Given records
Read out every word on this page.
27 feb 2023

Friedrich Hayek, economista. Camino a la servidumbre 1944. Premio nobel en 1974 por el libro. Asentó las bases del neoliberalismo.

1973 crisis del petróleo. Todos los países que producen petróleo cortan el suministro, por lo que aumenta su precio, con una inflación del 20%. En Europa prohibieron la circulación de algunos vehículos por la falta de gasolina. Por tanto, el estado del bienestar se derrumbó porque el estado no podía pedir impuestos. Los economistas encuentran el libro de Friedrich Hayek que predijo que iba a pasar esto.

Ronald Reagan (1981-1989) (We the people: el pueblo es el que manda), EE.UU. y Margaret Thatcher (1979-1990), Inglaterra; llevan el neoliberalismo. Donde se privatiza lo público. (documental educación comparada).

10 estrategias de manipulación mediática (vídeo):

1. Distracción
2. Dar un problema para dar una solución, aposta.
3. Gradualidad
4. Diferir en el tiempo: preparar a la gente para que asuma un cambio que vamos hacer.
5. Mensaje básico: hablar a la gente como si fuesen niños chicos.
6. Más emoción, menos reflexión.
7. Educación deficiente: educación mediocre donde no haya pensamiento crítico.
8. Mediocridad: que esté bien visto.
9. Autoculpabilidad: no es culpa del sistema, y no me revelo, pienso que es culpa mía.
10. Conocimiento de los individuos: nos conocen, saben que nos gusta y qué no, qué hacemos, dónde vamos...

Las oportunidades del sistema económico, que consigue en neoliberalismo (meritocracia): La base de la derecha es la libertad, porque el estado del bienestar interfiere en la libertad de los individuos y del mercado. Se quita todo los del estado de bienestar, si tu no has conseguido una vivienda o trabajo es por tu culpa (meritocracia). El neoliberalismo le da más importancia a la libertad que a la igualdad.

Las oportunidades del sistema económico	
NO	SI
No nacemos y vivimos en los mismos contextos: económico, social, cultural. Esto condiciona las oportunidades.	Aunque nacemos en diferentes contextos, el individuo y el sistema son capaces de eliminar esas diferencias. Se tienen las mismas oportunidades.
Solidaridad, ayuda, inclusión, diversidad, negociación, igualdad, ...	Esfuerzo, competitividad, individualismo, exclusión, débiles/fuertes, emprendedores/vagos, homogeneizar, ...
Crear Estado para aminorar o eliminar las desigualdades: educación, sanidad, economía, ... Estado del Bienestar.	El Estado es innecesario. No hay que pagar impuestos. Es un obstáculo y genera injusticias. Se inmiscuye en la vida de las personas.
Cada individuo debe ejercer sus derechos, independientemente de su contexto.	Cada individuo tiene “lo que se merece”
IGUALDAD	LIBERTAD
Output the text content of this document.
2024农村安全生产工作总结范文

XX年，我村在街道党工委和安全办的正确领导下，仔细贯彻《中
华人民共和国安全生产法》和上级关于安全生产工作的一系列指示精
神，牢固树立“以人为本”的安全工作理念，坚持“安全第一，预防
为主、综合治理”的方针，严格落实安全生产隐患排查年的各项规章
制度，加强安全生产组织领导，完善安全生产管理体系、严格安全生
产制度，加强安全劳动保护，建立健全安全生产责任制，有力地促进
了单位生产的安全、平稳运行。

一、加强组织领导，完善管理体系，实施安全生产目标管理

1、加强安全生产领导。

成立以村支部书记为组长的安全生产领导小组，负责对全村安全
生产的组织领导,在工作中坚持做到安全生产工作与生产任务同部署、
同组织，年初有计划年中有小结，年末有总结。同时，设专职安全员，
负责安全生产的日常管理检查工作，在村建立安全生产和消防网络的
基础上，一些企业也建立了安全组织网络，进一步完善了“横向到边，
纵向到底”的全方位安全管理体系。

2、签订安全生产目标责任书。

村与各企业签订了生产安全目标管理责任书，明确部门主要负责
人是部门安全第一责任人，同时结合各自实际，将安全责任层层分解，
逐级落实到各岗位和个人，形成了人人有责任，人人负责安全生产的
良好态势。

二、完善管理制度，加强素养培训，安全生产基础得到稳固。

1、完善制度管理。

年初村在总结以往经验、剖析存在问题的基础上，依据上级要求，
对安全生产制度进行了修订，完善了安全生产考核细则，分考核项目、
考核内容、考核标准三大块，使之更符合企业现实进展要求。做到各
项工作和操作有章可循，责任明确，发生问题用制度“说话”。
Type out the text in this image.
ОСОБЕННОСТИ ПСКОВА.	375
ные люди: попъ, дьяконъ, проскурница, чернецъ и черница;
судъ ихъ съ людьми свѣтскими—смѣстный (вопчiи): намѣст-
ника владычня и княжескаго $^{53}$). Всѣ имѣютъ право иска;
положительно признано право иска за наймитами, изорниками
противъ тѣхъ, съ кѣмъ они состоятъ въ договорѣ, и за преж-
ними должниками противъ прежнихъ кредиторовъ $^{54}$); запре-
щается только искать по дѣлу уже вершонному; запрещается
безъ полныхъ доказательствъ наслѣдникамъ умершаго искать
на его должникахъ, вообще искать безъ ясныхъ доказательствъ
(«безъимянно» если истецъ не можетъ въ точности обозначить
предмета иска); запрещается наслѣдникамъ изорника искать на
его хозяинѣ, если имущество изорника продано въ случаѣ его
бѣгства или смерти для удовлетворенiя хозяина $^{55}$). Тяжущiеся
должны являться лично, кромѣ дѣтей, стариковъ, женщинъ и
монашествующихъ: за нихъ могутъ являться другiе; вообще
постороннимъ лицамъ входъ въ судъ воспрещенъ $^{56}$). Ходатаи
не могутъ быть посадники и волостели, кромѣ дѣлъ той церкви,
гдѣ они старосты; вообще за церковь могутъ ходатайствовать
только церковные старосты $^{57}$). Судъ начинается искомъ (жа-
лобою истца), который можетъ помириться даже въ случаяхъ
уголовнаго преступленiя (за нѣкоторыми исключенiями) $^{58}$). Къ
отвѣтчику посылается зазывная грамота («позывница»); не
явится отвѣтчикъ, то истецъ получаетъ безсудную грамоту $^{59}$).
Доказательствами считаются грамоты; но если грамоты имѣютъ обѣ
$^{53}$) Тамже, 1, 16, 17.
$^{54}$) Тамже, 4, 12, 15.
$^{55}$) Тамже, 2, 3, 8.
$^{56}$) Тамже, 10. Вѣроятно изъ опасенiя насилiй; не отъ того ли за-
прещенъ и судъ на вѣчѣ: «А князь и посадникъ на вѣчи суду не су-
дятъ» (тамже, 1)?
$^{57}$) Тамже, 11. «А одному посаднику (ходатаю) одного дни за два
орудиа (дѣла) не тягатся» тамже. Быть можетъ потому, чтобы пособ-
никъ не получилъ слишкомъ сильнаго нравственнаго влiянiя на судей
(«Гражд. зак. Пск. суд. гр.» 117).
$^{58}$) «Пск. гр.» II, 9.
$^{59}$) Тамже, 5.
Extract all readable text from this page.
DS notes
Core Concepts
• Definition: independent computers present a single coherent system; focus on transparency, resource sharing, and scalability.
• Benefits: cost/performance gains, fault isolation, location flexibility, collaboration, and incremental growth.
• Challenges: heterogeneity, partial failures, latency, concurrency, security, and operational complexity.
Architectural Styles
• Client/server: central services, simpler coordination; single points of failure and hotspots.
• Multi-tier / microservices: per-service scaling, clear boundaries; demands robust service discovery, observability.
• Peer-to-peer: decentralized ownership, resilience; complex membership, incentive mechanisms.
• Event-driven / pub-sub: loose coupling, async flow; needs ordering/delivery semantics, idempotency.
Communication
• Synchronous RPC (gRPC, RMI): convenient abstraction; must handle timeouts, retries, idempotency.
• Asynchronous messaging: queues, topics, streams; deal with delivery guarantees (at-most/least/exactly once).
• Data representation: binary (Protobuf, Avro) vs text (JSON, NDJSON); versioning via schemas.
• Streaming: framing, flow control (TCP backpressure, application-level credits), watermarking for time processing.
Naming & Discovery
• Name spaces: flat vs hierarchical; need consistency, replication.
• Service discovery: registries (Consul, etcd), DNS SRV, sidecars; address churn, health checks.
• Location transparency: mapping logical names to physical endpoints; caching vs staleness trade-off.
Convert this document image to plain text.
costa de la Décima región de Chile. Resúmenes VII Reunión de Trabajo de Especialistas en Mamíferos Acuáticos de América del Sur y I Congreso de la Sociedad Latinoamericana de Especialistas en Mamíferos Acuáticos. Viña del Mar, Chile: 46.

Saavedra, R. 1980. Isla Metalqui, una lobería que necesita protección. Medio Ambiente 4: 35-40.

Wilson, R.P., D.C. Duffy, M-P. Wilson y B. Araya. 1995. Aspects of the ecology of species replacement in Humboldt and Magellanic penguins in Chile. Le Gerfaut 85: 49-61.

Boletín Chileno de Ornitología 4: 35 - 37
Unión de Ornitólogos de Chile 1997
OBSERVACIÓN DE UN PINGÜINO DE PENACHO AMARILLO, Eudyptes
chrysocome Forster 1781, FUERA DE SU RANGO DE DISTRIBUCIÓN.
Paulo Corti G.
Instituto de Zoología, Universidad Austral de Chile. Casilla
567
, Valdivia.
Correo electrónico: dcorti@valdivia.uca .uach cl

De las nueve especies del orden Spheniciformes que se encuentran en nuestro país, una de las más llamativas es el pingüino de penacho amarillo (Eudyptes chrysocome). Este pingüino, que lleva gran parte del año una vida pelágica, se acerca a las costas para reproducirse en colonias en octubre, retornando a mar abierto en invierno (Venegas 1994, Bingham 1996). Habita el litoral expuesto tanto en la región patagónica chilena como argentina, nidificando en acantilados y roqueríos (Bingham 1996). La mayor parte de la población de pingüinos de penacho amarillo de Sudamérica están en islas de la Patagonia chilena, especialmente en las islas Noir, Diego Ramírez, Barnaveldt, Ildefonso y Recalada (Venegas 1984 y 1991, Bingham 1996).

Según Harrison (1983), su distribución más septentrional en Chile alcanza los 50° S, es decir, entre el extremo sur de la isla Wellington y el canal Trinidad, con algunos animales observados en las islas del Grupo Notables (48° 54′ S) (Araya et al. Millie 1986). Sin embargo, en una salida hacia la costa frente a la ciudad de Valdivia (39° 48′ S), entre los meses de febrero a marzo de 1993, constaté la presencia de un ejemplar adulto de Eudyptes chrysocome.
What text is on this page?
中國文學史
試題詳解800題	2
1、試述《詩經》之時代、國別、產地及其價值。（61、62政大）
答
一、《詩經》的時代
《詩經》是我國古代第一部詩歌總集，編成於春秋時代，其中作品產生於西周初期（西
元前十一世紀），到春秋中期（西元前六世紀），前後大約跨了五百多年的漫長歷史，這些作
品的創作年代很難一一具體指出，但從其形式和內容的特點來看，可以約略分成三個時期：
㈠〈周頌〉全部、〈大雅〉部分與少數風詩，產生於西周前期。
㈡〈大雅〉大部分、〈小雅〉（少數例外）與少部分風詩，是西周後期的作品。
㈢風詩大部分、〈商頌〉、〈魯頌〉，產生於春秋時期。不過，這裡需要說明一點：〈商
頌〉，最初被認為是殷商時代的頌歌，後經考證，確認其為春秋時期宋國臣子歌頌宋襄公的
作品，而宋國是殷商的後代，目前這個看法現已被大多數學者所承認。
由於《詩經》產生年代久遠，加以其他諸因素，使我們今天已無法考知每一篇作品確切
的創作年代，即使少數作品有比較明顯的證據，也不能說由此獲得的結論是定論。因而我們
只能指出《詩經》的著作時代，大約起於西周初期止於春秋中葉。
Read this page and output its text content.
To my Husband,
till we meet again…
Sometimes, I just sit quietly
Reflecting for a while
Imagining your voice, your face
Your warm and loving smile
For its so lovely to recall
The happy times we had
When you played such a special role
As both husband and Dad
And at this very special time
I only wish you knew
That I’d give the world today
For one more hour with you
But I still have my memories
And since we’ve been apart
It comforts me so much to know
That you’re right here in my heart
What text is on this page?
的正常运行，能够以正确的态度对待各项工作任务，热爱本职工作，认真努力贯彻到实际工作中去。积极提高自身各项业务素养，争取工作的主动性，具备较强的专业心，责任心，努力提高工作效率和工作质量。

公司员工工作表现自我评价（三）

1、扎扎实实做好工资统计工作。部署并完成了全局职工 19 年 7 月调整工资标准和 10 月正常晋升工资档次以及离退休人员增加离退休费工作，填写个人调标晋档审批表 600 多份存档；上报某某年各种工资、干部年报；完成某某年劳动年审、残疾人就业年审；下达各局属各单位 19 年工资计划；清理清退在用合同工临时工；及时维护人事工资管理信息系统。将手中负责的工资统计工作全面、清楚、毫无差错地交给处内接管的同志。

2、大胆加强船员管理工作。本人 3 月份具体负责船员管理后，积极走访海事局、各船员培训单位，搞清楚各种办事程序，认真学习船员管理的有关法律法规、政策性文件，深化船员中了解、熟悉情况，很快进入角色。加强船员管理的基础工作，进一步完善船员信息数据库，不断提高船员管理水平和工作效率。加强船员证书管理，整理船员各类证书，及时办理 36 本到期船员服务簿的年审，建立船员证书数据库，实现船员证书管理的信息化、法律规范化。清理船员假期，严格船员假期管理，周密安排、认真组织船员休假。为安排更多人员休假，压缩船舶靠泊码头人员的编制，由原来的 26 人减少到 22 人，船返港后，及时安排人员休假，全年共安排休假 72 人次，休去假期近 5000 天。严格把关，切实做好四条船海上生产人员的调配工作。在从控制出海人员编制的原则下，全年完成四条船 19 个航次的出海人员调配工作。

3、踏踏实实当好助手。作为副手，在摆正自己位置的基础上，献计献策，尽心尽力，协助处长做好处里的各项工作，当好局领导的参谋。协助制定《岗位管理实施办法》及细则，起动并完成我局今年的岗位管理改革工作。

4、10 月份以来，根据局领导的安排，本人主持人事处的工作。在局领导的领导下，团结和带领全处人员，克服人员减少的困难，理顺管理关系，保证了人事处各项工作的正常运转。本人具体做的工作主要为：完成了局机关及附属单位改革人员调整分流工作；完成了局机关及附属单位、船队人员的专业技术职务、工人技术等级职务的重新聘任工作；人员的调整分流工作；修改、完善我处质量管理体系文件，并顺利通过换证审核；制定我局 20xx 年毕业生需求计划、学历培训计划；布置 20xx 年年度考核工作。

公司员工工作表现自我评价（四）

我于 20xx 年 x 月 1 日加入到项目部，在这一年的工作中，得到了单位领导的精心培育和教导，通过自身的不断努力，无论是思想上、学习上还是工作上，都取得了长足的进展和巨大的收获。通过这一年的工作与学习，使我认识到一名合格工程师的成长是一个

What is required
Filter lines by "запрещается" and return each hit.

Exercise solution
щается только искать по дѣлу уже вершонному; запрещается
предмета иска); запрещается наслѣдникамъ изорника искать на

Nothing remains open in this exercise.